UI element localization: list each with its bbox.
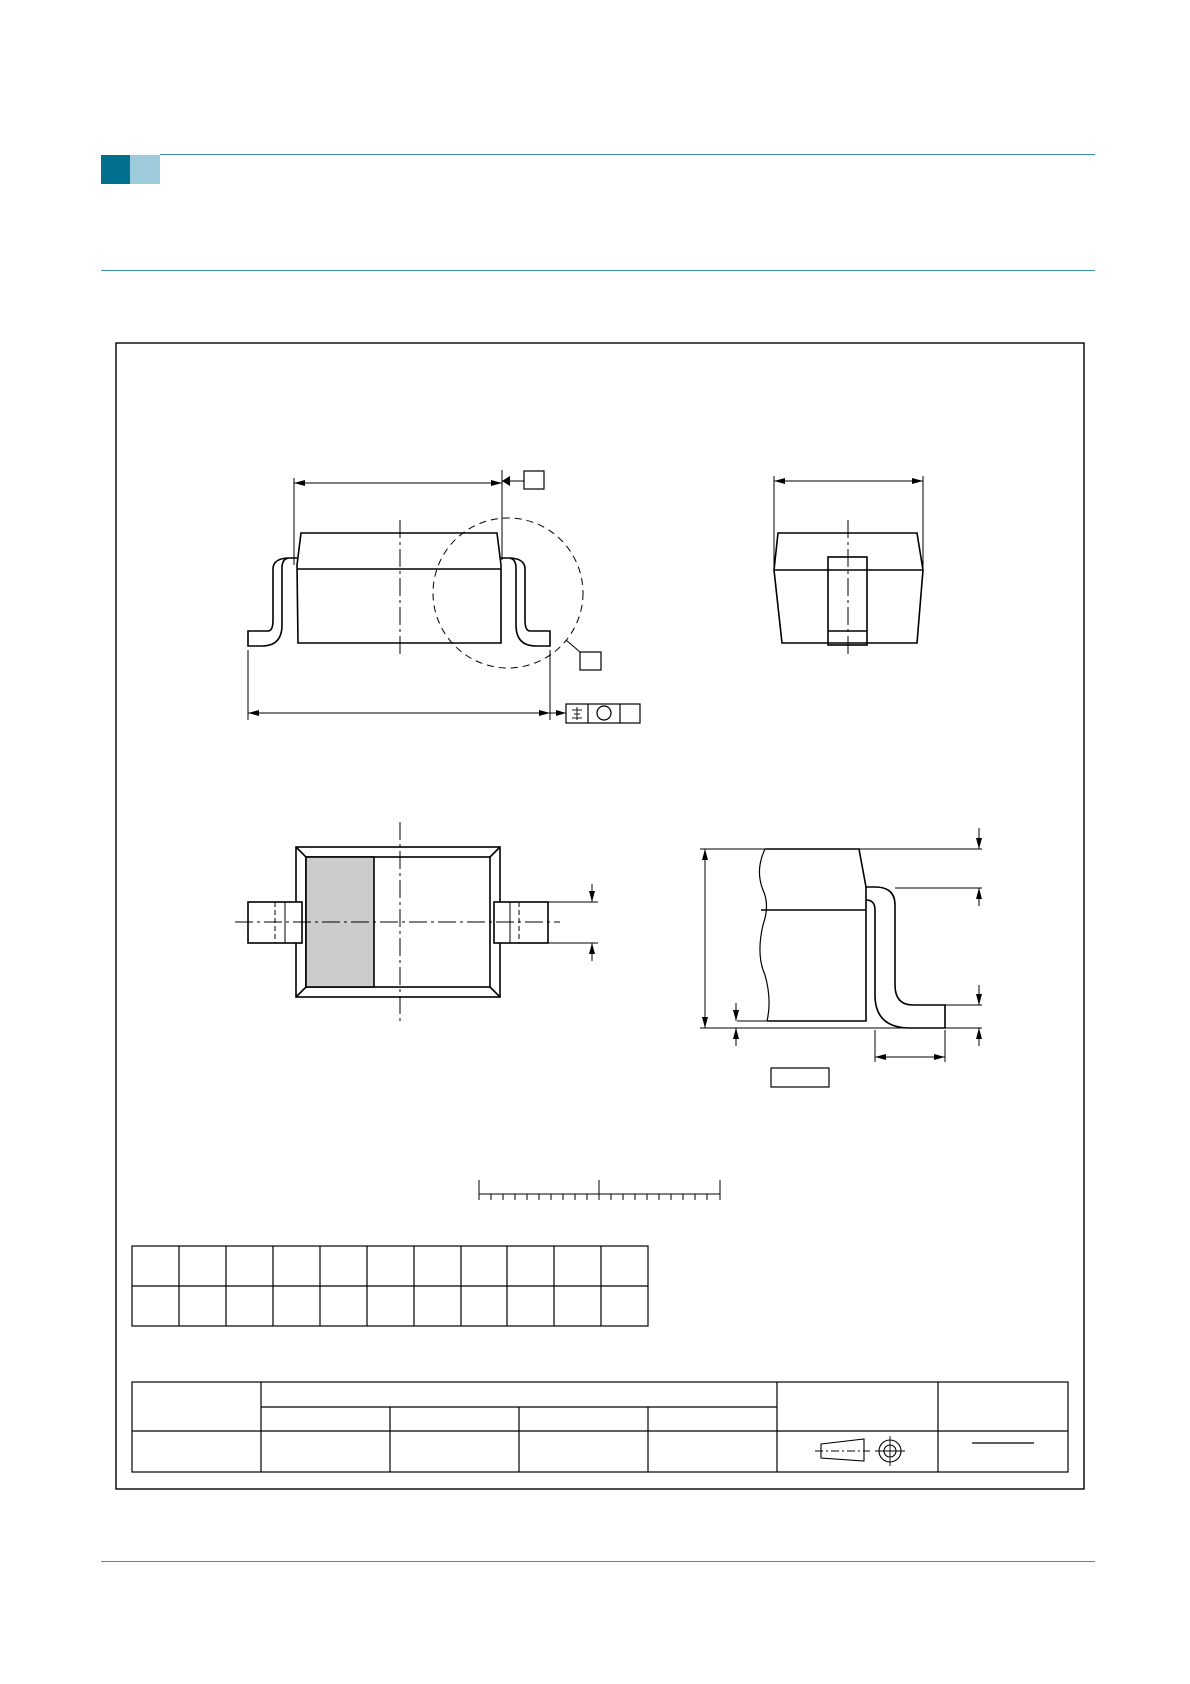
detail-view [700,828,982,1087]
scale-bar [479,1180,720,1200]
outline-version-table [132,1382,1068,1472]
end-view [774,476,923,656]
side-view [248,470,640,723]
dimension-table [132,1246,648,1326]
top-view [235,822,598,1025]
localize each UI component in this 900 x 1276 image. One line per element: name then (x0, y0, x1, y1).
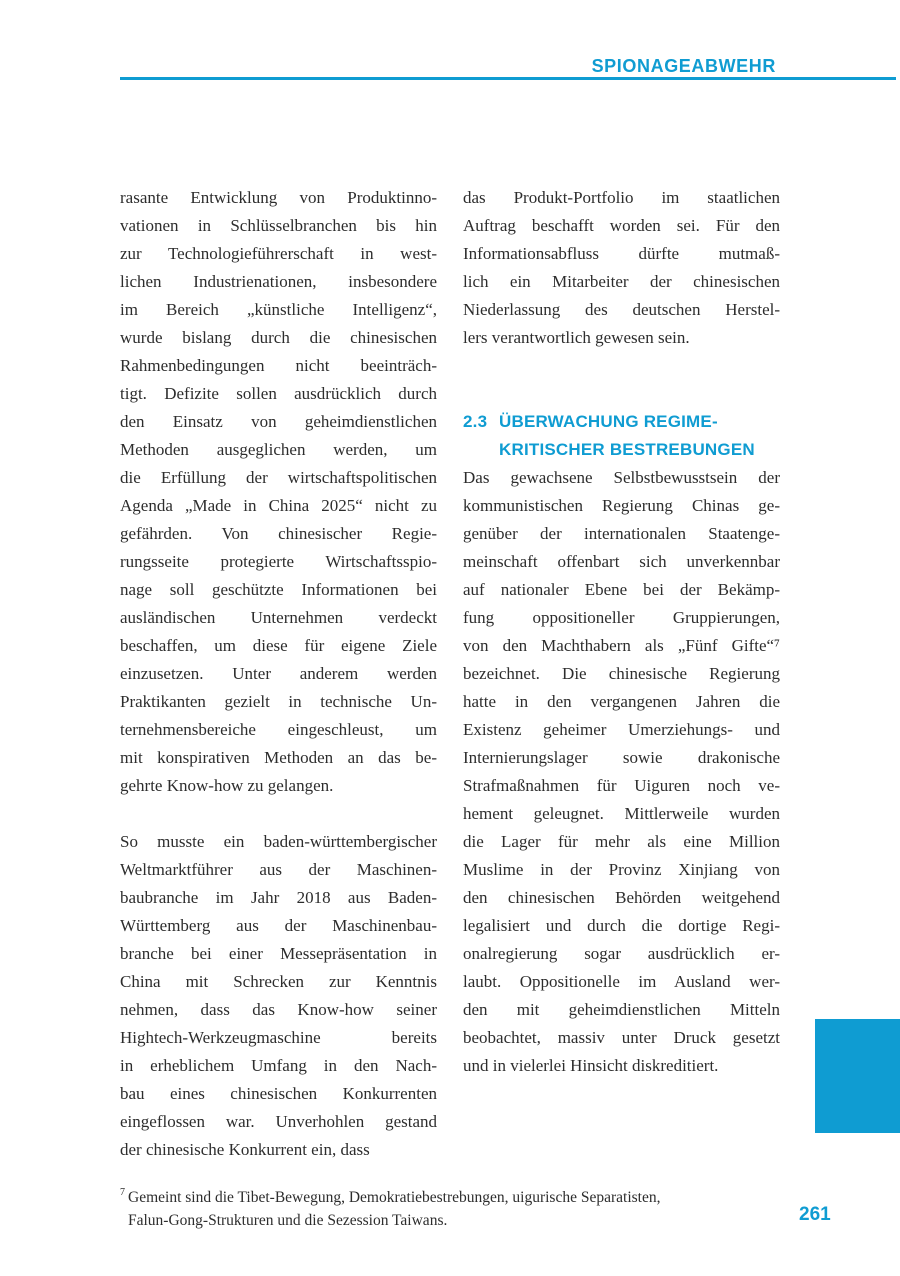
section-title (499, 408, 780, 464)
footnote-line-2: Falun-Gong-Strukturen und die Sezession Taiwans. (128, 1212, 448, 1229)
page-number: 261 (799, 1204, 831, 1225)
text-line: So musste ein baden-württembergischer (120, 832, 437, 851)
paragraph-machine-tool-case (120, 828, 437, 1164)
text-line: Informationsabfluss dürfte mutmaß- (463, 244, 780, 263)
text-line: Niederlassung des deutschen Herstel- (463, 300, 780, 319)
text-line: Muslime in der Provinz Xinjiang von (463, 860, 780, 879)
text-line: nage soll geschützte Informationen bei (120, 580, 437, 599)
text-line: bezeichnet. Die chinesische Regierung (463, 664, 780, 683)
section-heading (463, 408, 780, 464)
footnote-line-1 (120, 1186, 800, 1209)
section-title-line-2: KRITISCHER BESTREBUNGEN (499, 440, 755, 459)
text-line: gefährden. Von chinesischer Regie- (120, 524, 437, 543)
text-line: Praktikanten gezielt in technische Un- (120, 692, 437, 711)
text-line: in erheblichem Umfang in den Nach- (120, 1056, 437, 1075)
text-line: vationen in Schlüsselbranchen bis hin (120, 216, 437, 235)
text-line: ausländischen Unternehmen verdeckt (120, 608, 437, 627)
text-line: Württemberg aus der Maschinenbau- (120, 916, 437, 935)
paragraph-information-leak (463, 184, 780, 352)
text-line: Auftrag beschafft worden sei. Für den (463, 216, 780, 235)
text-line: branche bei einer Messepräsentation in (120, 944, 437, 963)
text-line: Existenz geheimer Umerziehungs- und (463, 720, 780, 739)
text-line: Strafmaßnahmen für Uiguren noch ve- (463, 776, 780, 795)
text-line: Das gewachsene Selbstbewusstsein der (463, 468, 780, 487)
text-line: China mit Schrecken zur Kenntnis (120, 972, 437, 991)
text-line: gehrte Know-how zu gelangen. (120, 776, 334, 795)
text-line: hatte in den vergangenen Jahren die (463, 692, 780, 711)
text-line: kommunistischen Regierung Chinas ge- (463, 496, 780, 515)
footnote-text-1: Gemeint sind die Tibet-Bewegung, Demokratiebestrebungen, uigurische Separatisten, (128, 1189, 661, 1206)
text-line: im Bereich „künstliche Intelligenz“, (120, 300, 437, 319)
text-line: tigt. Defizite sollen ausdrücklich durch (120, 384, 437, 403)
left-column (120, 184, 437, 1164)
text-line: fung oppositioneller Gruppierungen, (463, 608, 780, 627)
paragraph-regime-critical (463, 464, 780, 1080)
text-line: hement geleugnet. Mittlerweile wurden (463, 804, 780, 823)
text-line: mit konspirativen Methoden an das be- (120, 748, 437, 767)
text-line: Internierungslager sowie drakonische (463, 748, 780, 767)
footnote-marker: 7 (120, 1186, 125, 1198)
text-line: das Produkt-Portfolio im staatlichen (463, 188, 780, 207)
text-line: lichen Industrienationen, insbesondere (120, 272, 437, 291)
text-line: die Lager für mehr als eine Million (463, 832, 780, 851)
text-line: von den Machthabern als „Fünf Gifte“⁷ (463, 636, 780, 655)
text-line: auf nationaler Ebene bei der Bekämp- (463, 580, 780, 599)
text-line: Methoden ausgeglichen werden, um (120, 440, 437, 459)
text-line: laubt. Oppositionelle im Ausland wer- (463, 972, 780, 991)
right-column (463, 184, 780, 1164)
header-rule (120, 77, 896, 80)
text-line: lers verantwortlich gewesen sein. (463, 328, 690, 347)
text-line: Rahmenbedingungen nicht beeinträch- (120, 356, 437, 375)
text-line: der chinesische Konkurrent ein, dass (120, 1140, 370, 1159)
text-line: eingeflossen war. Unverhohlen gestand (120, 1112, 437, 1131)
footnote (120, 1186, 800, 1232)
text-line: Hightech-Werkzeugmaschine bereits (120, 1028, 437, 1047)
section-title-line-1: ÜBERWACHUNG REGIME- (499, 412, 718, 431)
text-line: den mit geheimdienstlichen Mitteln (463, 1000, 780, 1019)
text-line: beobachtet, massiv unter Druck gesetzt (463, 1028, 780, 1047)
text-line: einzusetzen. Unter anderem werden (120, 664, 437, 683)
text-line: genüber der internationalen Staatenge- (463, 524, 780, 543)
running-header-title: SPIONAGEABWEHR (591, 56, 776, 76)
text-columns (120, 184, 780, 1164)
text-line: ternehmensbereiche eingeschleust, um (120, 720, 437, 739)
paragraph-economic-espionage (120, 184, 437, 800)
text-line: wurde bislang durch die chinesischen (120, 328, 437, 347)
section-number: 2.3 (463, 412, 488, 431)
text-line: onalregierung sogar ausdrücklich er- (463, 944, 780, 963)
text-line: den Einsatz von geheimdienstlichen (120, 412, 437, 431)
accent-color-block (815, 1019, 900, 1133)
text-line: und in vielerlei Hinsicht diskreditiert. (463, 1056, 719, 1075)
text-line: zur Technologieführerschaft in west- (120, 244, 437, 263)
text-line: Weltmarktführer aus der Maschinen- (120, 860, 437, 879)
text-line: bau eines chinesischen Konkurrenten (120, 1084, 437, 1103)
text-line: meinschaft offenbart sich unverkennbar (463, 552, 780, 571)
text-line: Agenda „Made in China 2025“ nicht zu (120, 496, 437, 515)
text-line: nehmen, dass das Know-how seiner (120, 1000, 437, 1019)
text-line: legalisiert und durch die dortige Regi- (463, 916, 780, 935)
text-line: lich ein Mitarbeiter der chinesischen (463, 272, 780, 291)
text-line: baubranche im Jahr 2018 aus Baden- (120, 888, 437, 907)
text-line: den chinesischen Behörden weitgehend (463, 888, 780, 907)
text-line: rungsseite protegierte Wirtschaftsspio- (120, 552, 437, 571)
text-line: die Erfüllung der wirtschaftspolitischen (120, 468, 437, 487)
text-line: beschaffen, um diese für eigene Ziele (120, 636, 437, 655)
text-line: rasante Entwicklung von Produktinno- (120, 188, 437, 207)
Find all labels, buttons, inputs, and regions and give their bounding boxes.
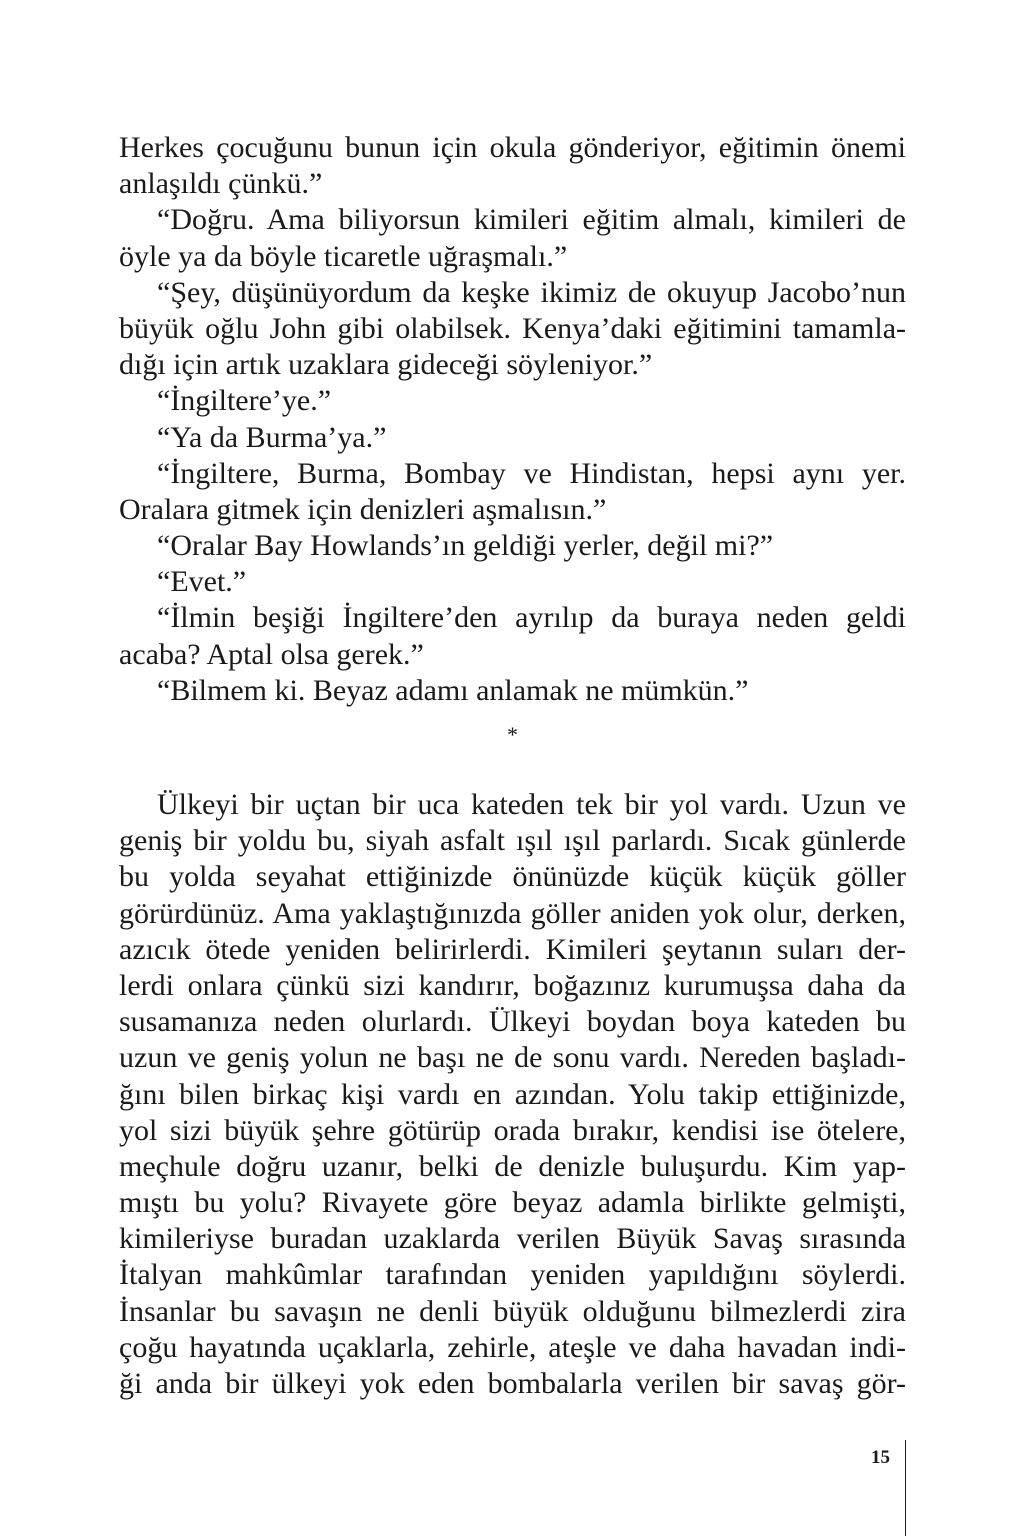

------------------------------------------------

◆ Problem description
Pull out every line of the listing that contains the string "number".

◆ Written solution
page-number: 261 (799, 1204, 831, 1225)
section-number: 2.3 (463, 412, 488, 431)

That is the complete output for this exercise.